* Stated problem
Reproduce the following material exactly, including every line.

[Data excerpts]

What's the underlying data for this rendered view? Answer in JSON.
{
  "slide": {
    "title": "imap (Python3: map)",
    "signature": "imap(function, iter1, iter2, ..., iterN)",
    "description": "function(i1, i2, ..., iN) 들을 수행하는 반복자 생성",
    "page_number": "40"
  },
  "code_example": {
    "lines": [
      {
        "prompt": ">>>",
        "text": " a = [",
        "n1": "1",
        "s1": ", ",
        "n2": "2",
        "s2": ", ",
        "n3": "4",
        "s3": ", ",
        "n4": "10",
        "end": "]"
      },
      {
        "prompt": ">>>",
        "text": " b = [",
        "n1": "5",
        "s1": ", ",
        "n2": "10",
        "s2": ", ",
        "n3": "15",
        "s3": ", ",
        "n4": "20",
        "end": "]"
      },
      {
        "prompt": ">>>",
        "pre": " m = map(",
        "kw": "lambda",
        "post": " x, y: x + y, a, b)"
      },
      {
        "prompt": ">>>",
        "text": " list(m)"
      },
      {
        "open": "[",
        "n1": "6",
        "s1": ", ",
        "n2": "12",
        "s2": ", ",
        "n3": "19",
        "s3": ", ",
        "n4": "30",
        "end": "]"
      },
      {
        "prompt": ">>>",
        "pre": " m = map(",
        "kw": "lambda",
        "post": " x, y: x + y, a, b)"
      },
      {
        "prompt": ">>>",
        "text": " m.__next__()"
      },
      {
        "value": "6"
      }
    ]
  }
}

* Solved problem
What's the underlying data for this rendered view? Answer in JSON.
{
  "slide": {
    "title": "imap (Python3: map)",
    "signature": "imap(function, iter1, iter2, ..., iterN)",
    "description": "function(i1, i2, ..., iN) 들을 수행하는 반복자 생성",
    "page_number": "40"
  },
  "code_example": {
    "lines": [
      {
        "prompt": ">>>",
        "text": " a = [",
        "n1": "1",
        "s1": ", ",
        "n2": "2",
        "s2": ", ",
        "n3": "4",
        "s3": ", ",
        "n4": "10",
        "end": "]"
      },
      {
        "prompt": ">>>",
        "text": " b = [",
        "n1": "5",
        "s1": ", ",
        "n2": "10",
        "s2": ", ",
        "n3": "15",
        "s3": ", ",
        "n4": "20",
        "end": "]"
      },
      {
        "prompt": ">>>",
        "pre": " m = map(",
        "kw": "lambda",
        "post": " x, y: x + y, a, b)"
      },
      {
        "prompt": ">>>",
        "text": " list(m)"
      },
      {
        "open": "[",
        "n1": "6",
        "s1": ", ",
        "n2": "12",
        "s2": ", ",
        "n3": "19",
        "s3": ", ",
        "n4": "30",
        "end": "]"
      },
      {
        "prompt": ">>>",
        "pre": " m = map(",
        "kw": "lambda",
        "post": " x, y: x + y, a, b)"
      },
      {
        "prompt": ">>>",
        "text": " m.__next__()"
      },
      {
        "value": "6"
      }
    ]
  }
}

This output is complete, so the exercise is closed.